### RECORDS FOR THIS EXERCISE
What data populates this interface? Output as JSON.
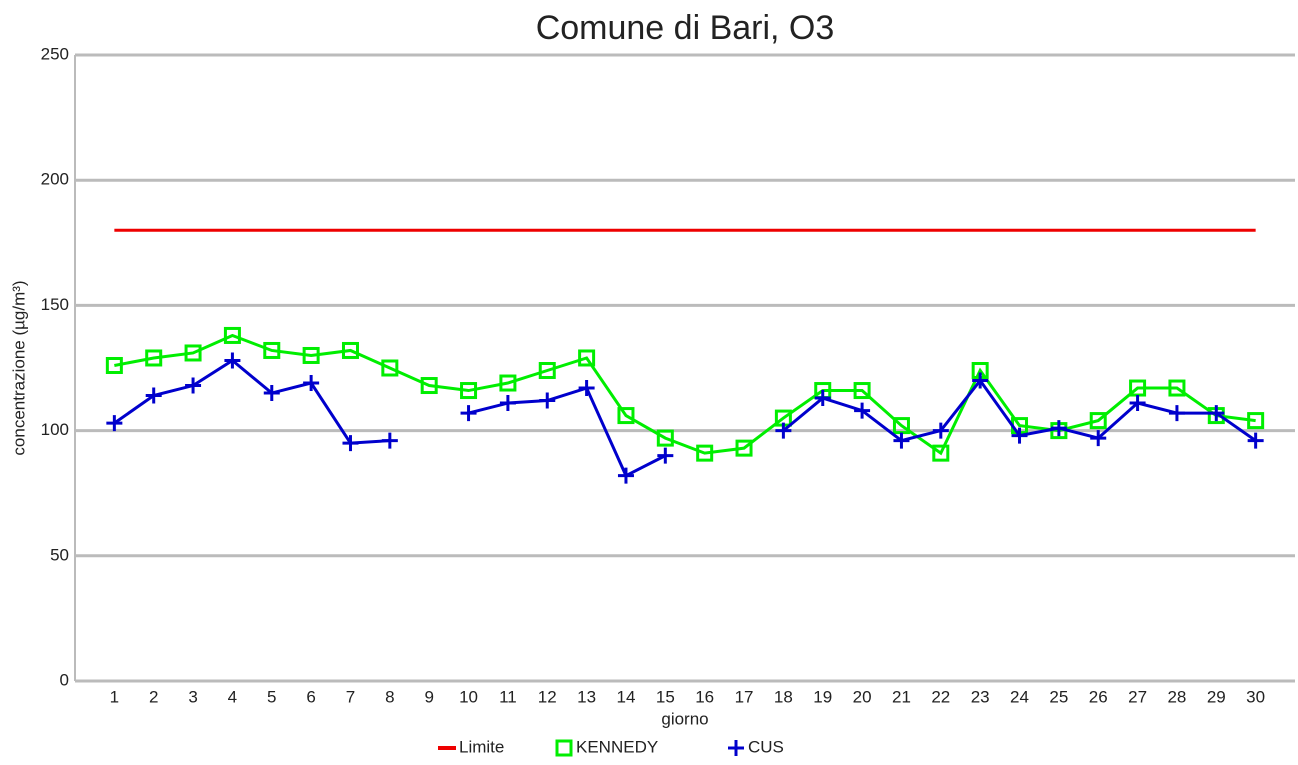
{
  "chart_data": {
    "type": "line",
    "title": "Comune di Bari, O3",
    "x_label": "giorno",
    "y_label": "concentrazione (µg/m³)",
    "categories": [
      "1",
      "2",
      "3",
      "4",
      "5",
      "6",
      "7",
      "8",
      "9",
      "10",
      "11",
      "12",
      "13",
      "14",
      "15",
      "16",
      "17",
      "18",
      "19",
      "20",
      "21",
      "22",
      "23",
      "24",
      "25",
      "26",
      "27",
      "28",
      "29",
      "30"
    ],
    "ylim": [
      0,
      250
    ],
    "yticks": [
      0,
      50,
      100,
      150,
      200,
      250
    ],
    "grid": true,
    "legend": "bottom",
    "series": [
      {
        "name": "Limite",
        "color": "#ee0000",
        "marker": "none",
        "values": [
          180,
          180,
          180,
          180,
          180,
          180,
          180,
          180,
          180,
          180,
          180,
          180,
          180,
          180,
          180,
          180,
          180,
          180,
          180,
          180,
          180,
          180,
          180,
          180,
          180,
          180,
          180,
          180,
          180,
          180
        ]
      },
      {
        "name": "KENNEDY",
        "color": "#00ee00",
        "marker": "square",
        "values": [
          126,
          129,
          131,
          138,
          132,
          130,
          132,
          125,
          118,
          116,
          119,
          124,
          129,
          106,
          97,
          91,
          93,
          105,
          116,
          116,
          102,
          91,
          124,
          102,
          100,
          104,
          117,
          117,
          106,
          104
        ]
      },
      {
        "name": "CUS",
        "color": "#0000cc",
        "marker": "plus",
        "values": [
          103,
          114,
          118,
          128,
          115,
          119,
          95,
          96,
          null,
          107,
          111,
          112,
          117,
          82,
          90,
          null,
          null,
          100,
          113,
          108,
          96,
          100,
          120,
          98,
          101,
          97,
          111,
          107,
          107,
          96
        ]
      }
    ]
  }
}
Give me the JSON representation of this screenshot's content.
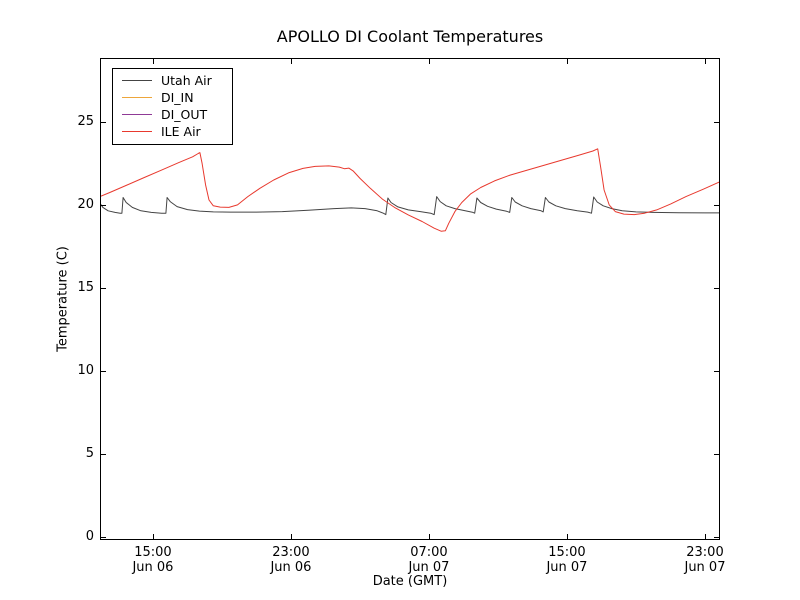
{
  "chart_data": {
    "type": "line",
    "title": "APOLLO DI Coolant Temperatures",
    "xlabel": "Date (GMT)",
    "ylabel": "Temperature (C)",
    "grid": false,
    "legend_position": "upper left",
    "frame_color": "#000000",
    "x_axis": {
      "unit": "hours since Jun 06 00:00 GMT",
      "range": [
        11.93,
        47.87
      ],
      "ticks": [
        {
          "t": 15,
          "time": "15:00",
          "date": "Jun 06"
        },
        {
          "t": 23,
          "time": "23:00",
          "date": "Jun 06"
        },
        {
          "t": 31,
          "time": "07:00",
          "date": "Jun 07"
        },
        {
          "t": 39,
          "time": "15:00",
          "date": "Jun 07"
        },
        {
          "t": 47,
          "time": "23:00",
          "date": "Jun 07"
        }
      ]
    },
    "y_axis": {
      "range": [
        -0.18,
        28.85
      ],
      "ticks": [
        {
          "v": 0,
          "label": "0"
        },
        {
          "v": 5,
          "label": "5"
        },
        {
          "v": 10,
          "label": "10"
        },
        {
          "v": 15,
          "label": "15"
        },
        {
          "v": 20,
          "label": "20"
        },
        {
          "v": 25,
          "label": "25"
        }
      ]
    },
    "series": [
      {
        "name": "Utah Air",
        "color": "#444444",
        "points": [
          [
            11.93,
            20.1
          ],
          [
            12.1,
            19.85
          ],
          [
            12.4,
            19.65
          ],
          [
            12.8,
            19.55
          ],
          [
            13.1,
            19.5
          ],
          [
            13.2,
            19.5
          ],
          [
            13.27,
            20.45
          ],
          [
            13.45,
            20.15
          ],
          [
            13.8,
            19.85
          ],
          [
            14.3,
            19.65
          ],
          [
            14.9,
            19.55
          ],
          [
            15.5,
            19.5
          ],
          [
            15.75,
            19.5
          ],
          [
            15.82,
            20.45
          ],
          [
            16.0,
            20.2
          ],
          [
            16.4,
            19.9
          ],
          [
            17.0,
            19.72
          ],
          [
            17.7,
            19.63
          ],
          [
            18.5,
            19.58
          ],
          [
            19.5,
            19.57
          ],
          [
            21.0,
            19.57
          ],
          [
            22.5,
            19.6
          ],
          [
            24.0,
            19.68
          ],
          [
            25.5,
            19.78
          ],
          [
            26.5,
            19.82
          ],
          [
            27.3,
            19.78
          ],
          [
            28.0,
            19.65
          ],
          [
            28.35,
            19.5
          ],
          [
            28.5,
            19.42
          ],
          [
            28.62,
            20.42
          ],
          [
            28.8,
            20.15
          ],
          [
            29.2,
            19.88
          ],
          [
            29.8,
            19.7
          ],
          [
            30.5,
            19.6
          ],
          [
            31.1,
            19.5
          ],
          [
            31.3,
            19.42
          ],
          [
            31.45,
            20.5
          ],
          [
            31.65,
            20.2
          ],
          [
            32.0,
            19.95
          ],
          [
            32.5,
            19.78
          ],
          [
            33.1,
            19.65
          ],
          [
            33.55,
            19.55
          ],
          [
            33.65,
            19.5
          ],
          [
            33.78,
            20.42
          ],
          [
            34.0,
            20.15
          ],
          [
            34.4,
            19.92
          ],
          [
            34.9,
            19.75
          ],
          [
            35.5,
            19.62
          ],
          [
            35.68,
            19.55
          ],
          [
            35.8,
            20.45
          ],
          [
            36.0,
            20.18
          ],
          [
            36.4,
            19.95
          ],
          [
            36.9,
            19.78
          ],
          [
            37.5,
            19.65
          ],
          [
            37.62,
            19.58
          ],
          [
            37.75,
            20.45
          ],
          [
            37.95,
            20.18
          ],
          [
            38.35,
            19.95
          ],
          [
            38.9,
            19.78
          ],
          [
            39.6,
            19.65
          ],
          [
            40.2,
            19.57
          ],
          [
            40.42,
            19.5
          ],
          [
            40.55,
            20.48
          ],
          [
            40.75,
            20.18
          ],
          [
            41.1,
            19.95
          ],
          [
            41.6,
            19.78
          ],
          [
            42.2,
            19.65
          ],
          [
            43.0,
            19.58
          ],
          [
            44.0,
            19.55
          ],
          [
            45.5,
            19.53
          ],
          [
            47.0,
            19.52
          ],
          [
            47.87,
            19.52
          ]
        ]
      },
      {
        "name": "DI_IN",
        "color": "#eda63b",
        "points": []
      },
      {
        "name": "DI_OUT",
        "color": "#8f3a96",
        "points": []
      },
      {
        "name": "ILE Air",
        "color": "#e8392e",
        "points": [
          [
            11.93,
            20.5
          ],
          [
            12.5,
            20.75
          ],
          [
            13.5,
            21.2
          ],
          [
            14.5,
            21.65
          ],
          [
            15.5,
            22.1
          ],
          [
            16.5,
            22.55
          ],
          [
            17.3,
            22.9
          ],
          [
            17.62,
            23.1
          ],
          [
            17.72,
            23.15
          ],
          [
            17.85,
            22.5
          ],
          [
            18.05,
            21.2
          ],
          [
            18.25,
            20.3
          ],
          [
            18.5,
            19.95
          ],
          [
            18.9,
            19.87
          ],
          [
            19.4,
            19.85
          ],
          [
            19.9,
            20.0
          ],
          [
            20.5,
            20.5
          ],
          [
            21.2,
            21.0
          ],
          [
            22.0,
            21.5
          ],
          [
            22.9,
            21.95
          ],
          [
            23.7,
            22.2
          ],
          [
            24.4,
            22.32
          ],
          [
            25.2,
            22.35
          ],
          [
            25.8,
            22.28
          ],
          [
            26.1,
            22.18
          ],
          [
            26.35,
            22.22
          ],
          [
            26.6,
            22.05
          ],
          [
            27.0,
            21.6
          ],
          [
            27.6,
            21.0
          ],
          [
            28.3,
            20.35
          ],
          [
            29.0,
            19.85
          ],
          [
            29.8,
            19.4
          ],
          [
            30.6,
            19.0
          ],
          [
            31.3,
            18.6
          ],
          [
            31.7,
            18.42
          ],
          [
            31.95,
            18.45
          ],
          [
            32.15,
            18.9
          ],
          [
            32.5,
            19.6
          ],
          [
            32.9,
            20.15
          ],
          [
            33.4,
            20.65
          ],
          [
            34.0,
            21.05
          ],
          [
            34.8,
            21.45
          ],
          [
            35.7,
            21.8
          ],
          [
            36.7,
            22.1
          ],
          [
            37.7,
            22.4
          ],
          [
            38.7,
            22.7
          ],
          [
            39.7,
            23.0
          ],
          [
            40.5,
            23.25
          ],
          [
            40.78,
            23.38
          ],
          [
            40.95,
            22.3
          ],
          [
            41.15,
            20.9
          ],
          [
            41.45,
            20.0
          ],
          [
            41.8,
            19.6
          ],
          [
            42.3,
            19.45
          ],
          [
            42.9,
            19.42
          ],
          [
            43.5,
            19.5
          ],
          [
            44.2,
            19.7
          ],
          [
            45.0,
            20.05
          ],
          [
            45.9,
            20.5
          ],
          [
            46.9,
            20.95
          ],
          [
            47.87,
            21.4
          ]
        ]
      }
    ]
  }
}
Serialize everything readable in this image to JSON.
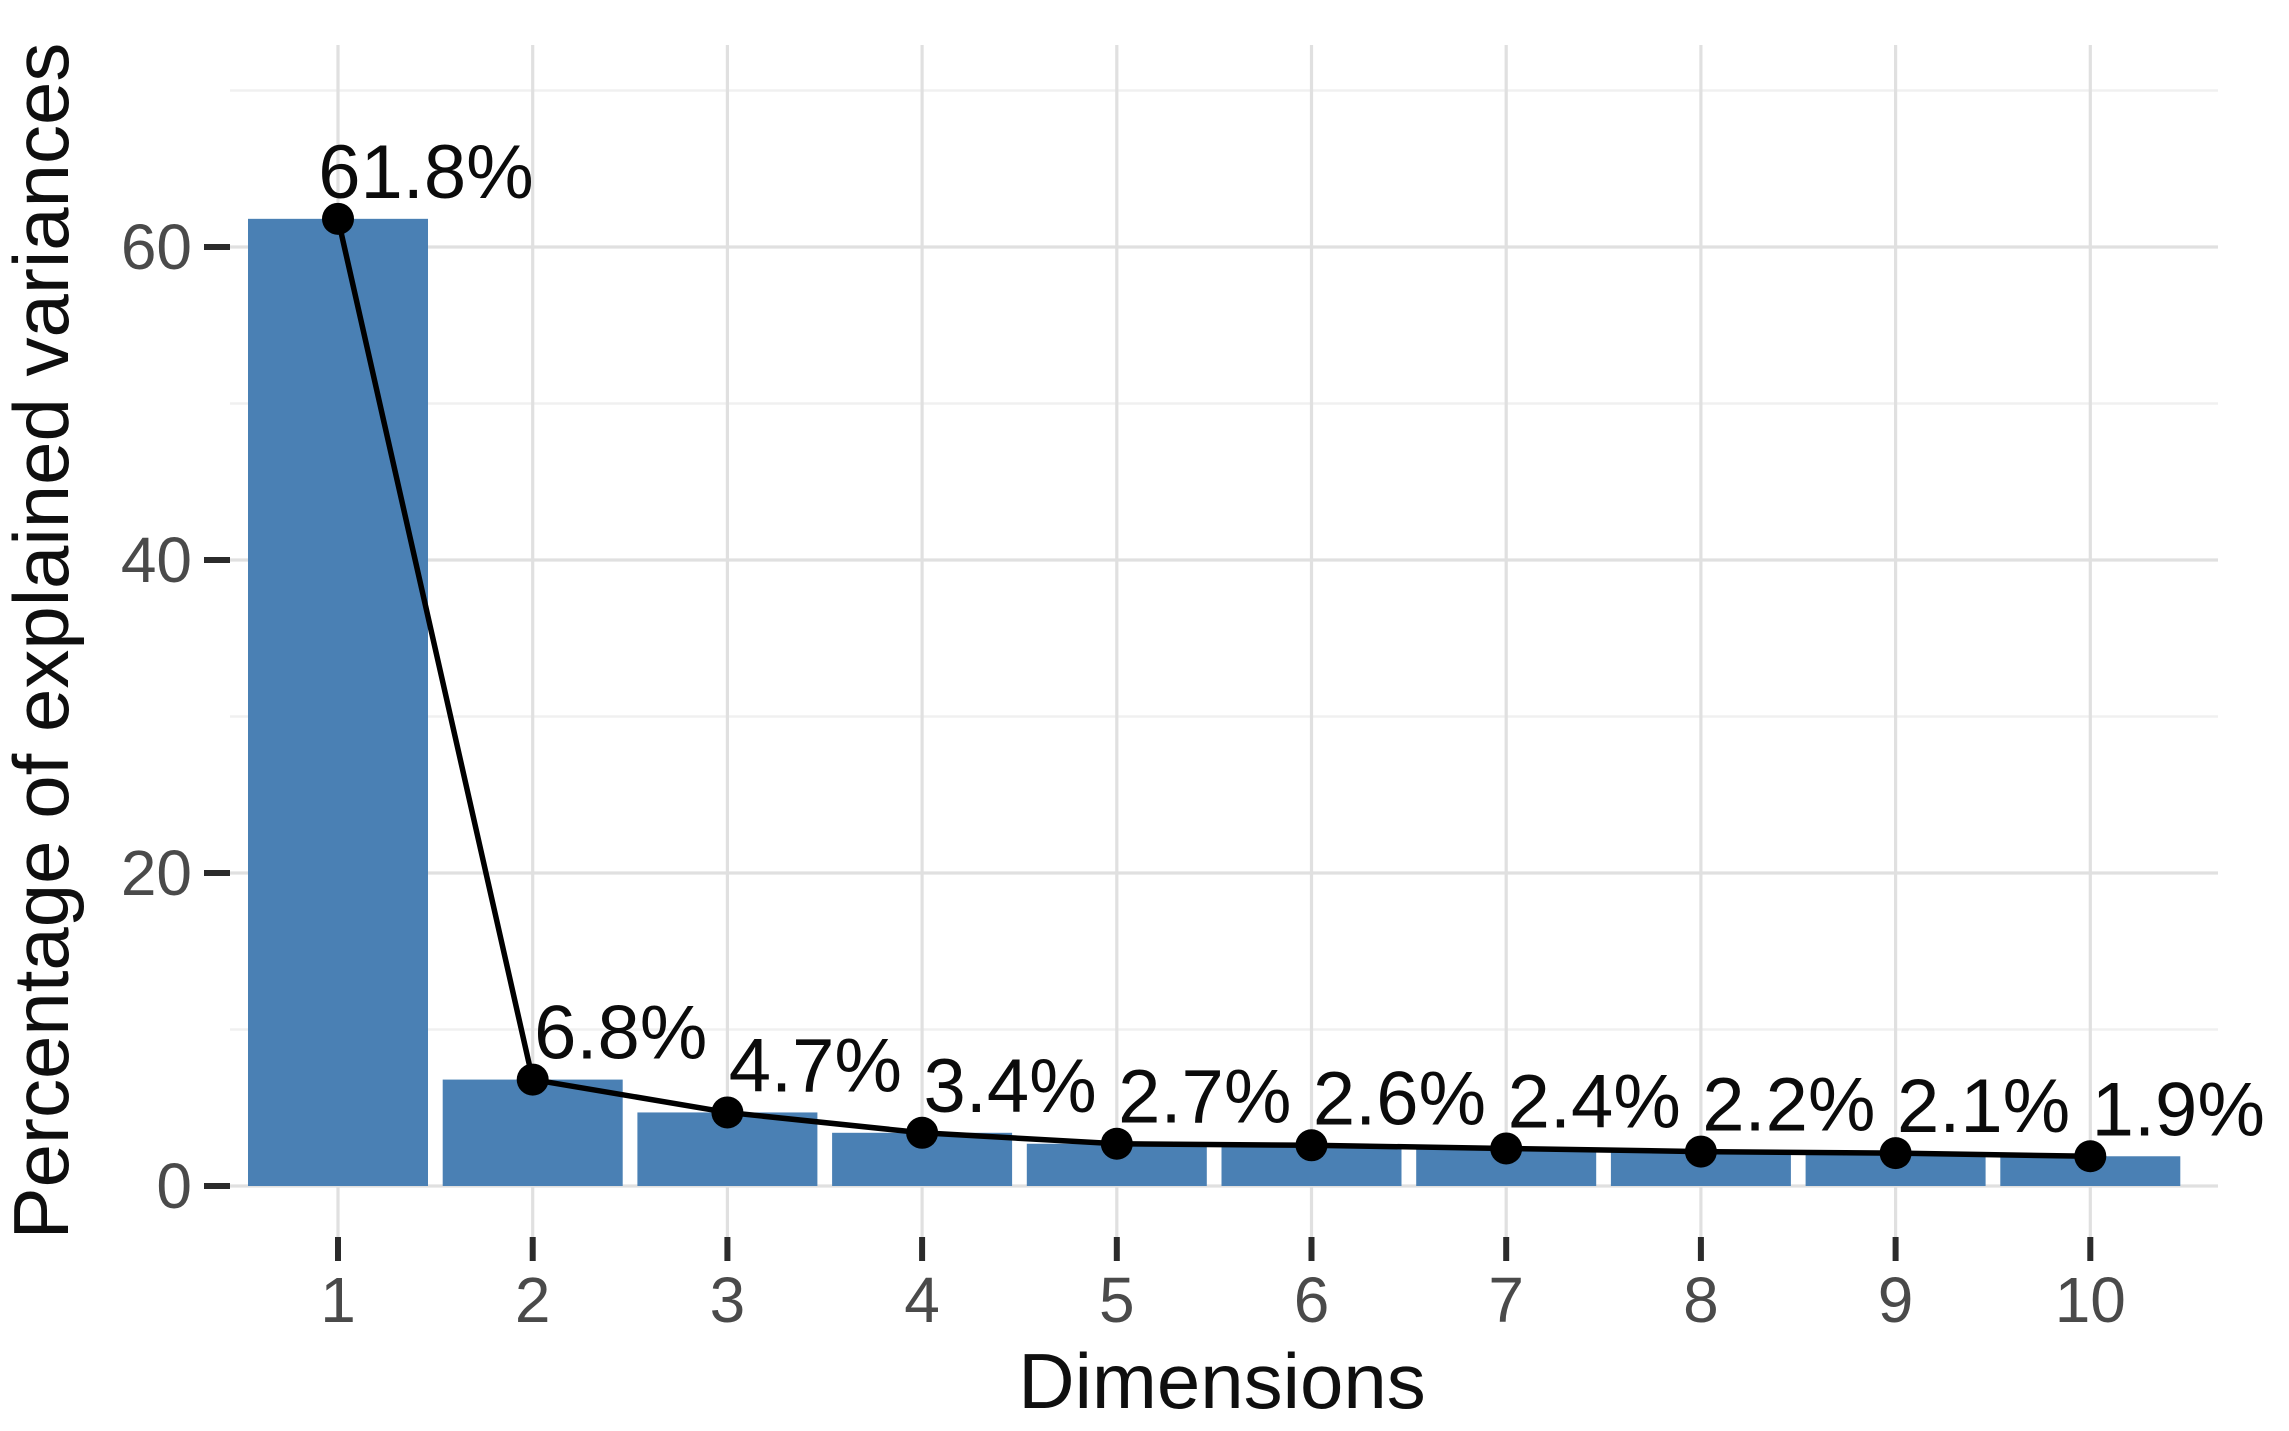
{
  "chart_data": {
    "type": "bar",
    "overlay": "line",
    "title": "",
    "xlabel": "Dimensions",
    "ylabel": "Percentage of explained variances",
    "categories": [
      1,
      2,
      3,
      4,
      5,
      6,
      7,
      8,
      9,
      10
    ],
    "x_tick_labels": [
      "1",
      "2",
      "3",
      "4",
      "5",
      "6",
      "7",
      "8",
      "9",
      "10"
    ],
    "values": [
      61.8,
      6.8,
      4.7,
      3.4,
      2.7,
      2.6,
      2.4,
      2.2,
      2.1,
      1.9
    ],
    "point_labels": [
      "61.8%",
      "6.8%",
      "4.7%",
      "3.4%",
      "2.7%",
      "2.6%",
      "2.4%",
      "2.2%",
      "2.1%",
      "1.9%"
    ],
    "y_ticks": [
      0,
      20,
      40,
      60
    ],
    "y_tick_labels": [
      "0",
      "20",
      "40",
      "60"
    ],
    "y_minor_gridlines": [
      10,
      30,
      50,
      70
    ],
    "ylim": [
      -3.2,
      72.8
    ],
    "grid": true,
    "legend": "none",
    "colors": {
      "bar": "#4A80B4",
      "line": "#000000",
      "point": "#000000",
      "grid_major": "#e0e0e0",
      "grid_minor": "#f0f0f0",
      "tick": "#2b2b2b",
      "tick_label": "#4a4a4a",
      "value_label": "#0b0b0b",
      "axis_title": "#0f0f0f",
      "panel_background": "#ffffff"
    }
  }
}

### REQUIREMENTS
Find the word "ylabel" in the records and pull out each line that has it.

### RESPONSE FOR THIS EXERCISE
    "ylabel": "Temperature (C)",
    "ylabel": "Percentage of explained variances",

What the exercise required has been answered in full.